── EXERCISE DATA
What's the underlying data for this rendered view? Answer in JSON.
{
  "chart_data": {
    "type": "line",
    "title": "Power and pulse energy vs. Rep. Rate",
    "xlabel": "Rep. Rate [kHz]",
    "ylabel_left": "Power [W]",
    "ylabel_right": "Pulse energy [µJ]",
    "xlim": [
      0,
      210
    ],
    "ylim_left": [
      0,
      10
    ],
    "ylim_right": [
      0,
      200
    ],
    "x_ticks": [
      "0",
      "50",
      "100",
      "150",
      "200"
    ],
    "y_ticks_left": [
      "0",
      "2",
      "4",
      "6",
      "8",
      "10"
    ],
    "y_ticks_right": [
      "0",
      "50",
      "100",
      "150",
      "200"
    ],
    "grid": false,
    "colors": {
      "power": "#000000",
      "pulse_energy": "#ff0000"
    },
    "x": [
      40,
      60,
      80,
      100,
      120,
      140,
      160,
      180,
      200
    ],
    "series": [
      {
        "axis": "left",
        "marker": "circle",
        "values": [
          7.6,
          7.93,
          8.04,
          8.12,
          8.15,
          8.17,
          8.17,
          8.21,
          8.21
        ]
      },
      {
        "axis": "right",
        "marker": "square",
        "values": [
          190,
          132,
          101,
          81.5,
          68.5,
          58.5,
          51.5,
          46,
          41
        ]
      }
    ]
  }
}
────
Set down the listing in full, keeping every word exactly as it is.

What's the underlying data for this rendered view? Answer in JSON.
{
  "chart_data": {
    "type": "line",
    "title": "Power and pulse energy vs. Rep. Rate",
    "xlabel": "Rep. Rate [kHz]",
    "ylabel_left": "Power [W]",
    "ylabel_right": "Pulse energy [µJ]",
    "xlim": [
      0,
      210
    ],
    "ylim_left": [
      0,
      10
    ],
    "ylim_right": [
      0,
      200
    ],
    "x_ticks": [
      "0",
      "50",
      "100",
      "150",
      "200"
    ],
    "y_ticks_left": [
      "0",
      "2",
      "4",
      "6",
      "8",
      "10"
    ],
    "y_ticks_right": [
      "0",
      "50",
      "100",
      "150",
      "200"
    ],
    "grid": false,
    "colors": {
      "power": "#000000",
      "pulse_energy": "#ff0000"
    },
    "x": [
      40,
      60,
      80,
      100,
      120,
      140,
      160,
      180,
      200
    ],
    "series": [
      {
        "axis": "left",
        "marker": "circle",
        "values": [
          7.6,
          7.93,
          8.04,
          8.12,
          8.15,
          8.17,
          8.17,
          8.21,
          8.21
        ]
      },
      {
        "axis": "right",
        "marker": "square",
        "values": [
          190,
          132,
          101,
          81.5,
          68.5,
          58.5,
          51.5,
          46,
          41
        ]
      }
    ]
  }
}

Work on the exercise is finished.